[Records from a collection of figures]
--- BEGIN ---

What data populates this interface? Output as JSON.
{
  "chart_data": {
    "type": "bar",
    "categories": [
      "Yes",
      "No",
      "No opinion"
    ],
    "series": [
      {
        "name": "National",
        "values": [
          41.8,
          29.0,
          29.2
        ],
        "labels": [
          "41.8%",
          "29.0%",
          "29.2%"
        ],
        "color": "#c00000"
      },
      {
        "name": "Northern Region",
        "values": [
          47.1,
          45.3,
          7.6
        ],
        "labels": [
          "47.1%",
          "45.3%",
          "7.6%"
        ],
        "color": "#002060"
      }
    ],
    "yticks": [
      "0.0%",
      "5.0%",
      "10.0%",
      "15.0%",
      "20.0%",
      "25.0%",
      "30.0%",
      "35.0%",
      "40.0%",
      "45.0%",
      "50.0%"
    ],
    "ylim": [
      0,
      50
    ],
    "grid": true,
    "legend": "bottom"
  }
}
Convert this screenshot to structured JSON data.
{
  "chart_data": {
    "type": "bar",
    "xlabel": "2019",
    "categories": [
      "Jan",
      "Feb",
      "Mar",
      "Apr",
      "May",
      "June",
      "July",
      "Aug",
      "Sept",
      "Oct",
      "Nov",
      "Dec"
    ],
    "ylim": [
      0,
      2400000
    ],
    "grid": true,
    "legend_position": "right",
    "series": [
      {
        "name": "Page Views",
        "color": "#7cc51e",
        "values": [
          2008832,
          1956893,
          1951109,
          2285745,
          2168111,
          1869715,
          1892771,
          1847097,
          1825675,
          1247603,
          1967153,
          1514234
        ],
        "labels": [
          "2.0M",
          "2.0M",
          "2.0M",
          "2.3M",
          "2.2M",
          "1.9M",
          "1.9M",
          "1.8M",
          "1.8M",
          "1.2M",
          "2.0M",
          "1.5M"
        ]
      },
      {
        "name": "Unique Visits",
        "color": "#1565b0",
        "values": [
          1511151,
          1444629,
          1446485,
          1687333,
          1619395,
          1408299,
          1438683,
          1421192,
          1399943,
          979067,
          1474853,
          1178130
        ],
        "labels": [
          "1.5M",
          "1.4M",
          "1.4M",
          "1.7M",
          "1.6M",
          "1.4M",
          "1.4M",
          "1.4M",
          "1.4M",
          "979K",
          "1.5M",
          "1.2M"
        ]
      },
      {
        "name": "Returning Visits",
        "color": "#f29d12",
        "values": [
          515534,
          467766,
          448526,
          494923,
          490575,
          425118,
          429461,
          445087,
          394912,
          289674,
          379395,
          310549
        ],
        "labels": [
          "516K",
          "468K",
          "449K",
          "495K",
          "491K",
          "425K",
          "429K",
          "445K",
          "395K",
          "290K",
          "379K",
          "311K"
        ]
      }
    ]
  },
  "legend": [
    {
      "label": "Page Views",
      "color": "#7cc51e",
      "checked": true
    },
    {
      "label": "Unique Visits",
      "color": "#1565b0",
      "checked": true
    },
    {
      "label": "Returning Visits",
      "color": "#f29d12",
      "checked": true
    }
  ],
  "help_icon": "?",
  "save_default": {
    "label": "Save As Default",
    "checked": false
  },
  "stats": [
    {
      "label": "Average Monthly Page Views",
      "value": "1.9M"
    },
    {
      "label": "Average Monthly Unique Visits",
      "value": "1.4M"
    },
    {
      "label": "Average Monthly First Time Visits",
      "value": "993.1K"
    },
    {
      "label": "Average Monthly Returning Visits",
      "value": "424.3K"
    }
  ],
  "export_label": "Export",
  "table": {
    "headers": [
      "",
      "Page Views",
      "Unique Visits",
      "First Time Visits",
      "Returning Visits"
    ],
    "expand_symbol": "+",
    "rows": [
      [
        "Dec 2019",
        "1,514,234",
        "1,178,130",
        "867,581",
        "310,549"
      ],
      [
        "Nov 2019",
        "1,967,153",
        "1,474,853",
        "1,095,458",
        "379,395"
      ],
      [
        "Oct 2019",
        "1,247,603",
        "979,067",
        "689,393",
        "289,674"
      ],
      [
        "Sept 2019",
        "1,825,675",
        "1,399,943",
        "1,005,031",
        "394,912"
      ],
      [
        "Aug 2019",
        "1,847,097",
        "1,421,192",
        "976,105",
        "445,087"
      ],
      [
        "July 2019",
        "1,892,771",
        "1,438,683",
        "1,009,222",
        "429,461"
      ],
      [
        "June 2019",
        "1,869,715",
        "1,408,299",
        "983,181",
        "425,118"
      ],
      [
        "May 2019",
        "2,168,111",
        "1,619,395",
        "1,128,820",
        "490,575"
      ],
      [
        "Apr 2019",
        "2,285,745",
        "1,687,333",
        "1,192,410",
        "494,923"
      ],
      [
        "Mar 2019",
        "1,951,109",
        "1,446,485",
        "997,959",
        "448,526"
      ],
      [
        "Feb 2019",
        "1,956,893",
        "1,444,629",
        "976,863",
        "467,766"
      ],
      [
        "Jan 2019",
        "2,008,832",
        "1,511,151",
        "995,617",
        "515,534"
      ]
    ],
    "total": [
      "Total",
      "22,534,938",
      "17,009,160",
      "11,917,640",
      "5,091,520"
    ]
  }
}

--- END ---

**TO BE DONE**
Print the records above in full, exactly.

**RESULT OF THE EXERCISE**
What data populates this interface? Output as JSON.
{
  "chart_data": {
    "type": "bar",
    "categories": [
      "Yes",
      "No",
      "No opinion"
    ],
    "series": [
      {
        "name": "National",
        "values": [
          41.8,
          29.0,
          29.2
        ],
        "labels": [
          "41.8%",
          "29.0%",
          "29.2%"
        ],
        "color": "#c00000"
      },
      {
        "name": "Northern Region",
        "values": [
          47.1,
          45.3,
          7.6
        ],
        "labels": [
          "47.1%",
          "45.3%",
          "7.6%"
        ],
        "color": "#002060"
      }
    ],
    "yticks": [
      "0.0%",
      "5.0%",
      "10.0%",
      "15.0%",
      "20.0%",
      "25.0%",
      "30.0%",
      "35.0%",
      "40.0%",
      "45.0%",
      "50.0%"
    ],
    "ylim": [
      0,
      50
    ],
    "grid": true,
    "legend": "bottom"
  }
}
Convert this screenshot to structured JSON data.
{
  "chart_data": {
    "type": "bar",
    "xlabel": "2019",
    "categories": [
      "Jan",
      "Feb",
      "Mar",
      "Apr",
      "May",
      "June",
      "July",
      "Aug",
      "Sept",
      "Oct",
      "Nov",
      "Dec"
    ],
    "ylim": [
      0,
      2400000
    ],
    "grid": true,
    "legend_position": "right",
    "series": [
      {
        "name": "Page Views",
        "color": "#7cc51e",
        "values": [
          2008832,
          1956893,
          1951109,
          2285745,
          2168111,
          1869715,
          1892771,
          1847097,
          1825675,
          1247603,
          1967153,
          1514234
        ],
        "labels": [
          "2.0M",
          "2.0M",
          "2.0M",
          "2.3M",
          "2.2M",
          "1.9M",
          "1.9M",
          "1.8M",
          "1.8M",
          "1.2M",
          "2.0M",
          "1.5M"
        ]
      },
      {
        "name": "Unique Visits",
        "color": "#1565b0",
        "values": [
          1511151,
          1444629,
          1446485,
          1687333,
          1619395,
          1408299,
          1438683,
          1421192,
          1399943,
          979067,
          1474853,
          1178130
        ],
        "labels": [
          "1.5M",
          "1.4M",
          "1.4M",
          "1.7M",
          "1.6M",
          "1.4M",
          "1.4M",
          "1.4M",
          "1.4M",
          "979K",
          "1.5M",
          "1.2M"
        ]
      },
      {
        "name": "Returning Visits",
        "color": "#f29d12",
        "values": [
          515534,
          467766,
          448526,
          494923,
          490575,
          425118,
          429461,
          445087,
          394912,
          289674,
          379395,
          310549
        ],
        "labels": [
          "516K",
          "468K",
          "449K",
          "495K",
          "491K",
          "425K",
          "429K",
          "445K",
          "395K",
          "290K",
          "379K",
          "311K"
        ]
      }
    ]
  },
  "legend": [
    {
      "label": "Page Views",
      "color": "#7cc51e",
      "checked": true
    },
    {
      "label": "Unique Visits",
      "color": "#1565b0",
      "checked": true
    },
    {
      "label": "Returning Visits",
      "color": "#f29d12",
      "checked": true
    }
  ],
  "help_icon": "?",
  "save_default": {
    "label": "Save As Default",
    "checked": false
  },
  "stats": [
    {
      "label": "Average Monthly Page Views",
      "value": "1.9M"
    },
    {
      "label": "Average Monthly Unique Visits",
      "value": "1.4M"
    },
    {
      "label": "Average Monthly First Time Visits",
      "value": "993.1K"
    },
    {
      "label": "Average Monthly Returning Visits",
      "value": "424.3K"
    }
  ],
  "export_label": "Export",
  "table": {
    "headers": [
      "",
      "Page Views",
      "Unique Visits",
      "First Time Visits",
      "Returning Visits"
    ],
    "expand_symbol": "+",
    "rows": [
      [
        "Dec 2019",
        "1,514,234",
        "1,178,130",
        "867,581",
        "310,549"
      ],
      [
        "Nov 2019",
        "1,967,153",
        "1,474,853",
        "1,095,458",
        "379,395"
      ],
      [
        "Oct 2019",
        "1,247,603",
        "979,067",
        "689,393",
        "289,674"
      ],
      [
        "Sept 2019",
        "1,825,675",
        "1,399,943",
        "1,005,031",
        "394,912"
      ],
      [
        "Aug 2019",
        "1,847,097",
        "1,421,192",
        "976,105",
        "445,087"
      ],
      [
        "July 2019",
        "1,892,771",
        "1,438,683",
        "1,009,222",
        "429,461"
      ],
      [
        "June 2019",
        "1,869,715",
        "1,408,299",
        "983,181",
        "425,118"
      ],
      [
        "May 2019",
        "2,168,111",
        "1,619,395",
        "1,128,820",
        "490,575"
      ],
      [
        "Apr 2019",
        "2,285,745",
        "1,687,333",
        "1,192,410",
        "494,923"
      ],
      [
        "Mar 2019",
        "1,951,109",
        "1,446,485",
        "997,959",
        "448,526"
      ],
      [
        "Feb 2019",
        "1,956,893",
        "1,444,629",
        "976,863",
        "467,766"
      ],
      [
        "Jan 2019",
        "2,008,832",
        "1,511,151",
        "995,617",
        "515,534"
      ]
    ],
    "total": [
      "Total",
      "22,534,938",
      "17,009,160",
      "11,917,640",
      "5,091,520"
    ]
  }
}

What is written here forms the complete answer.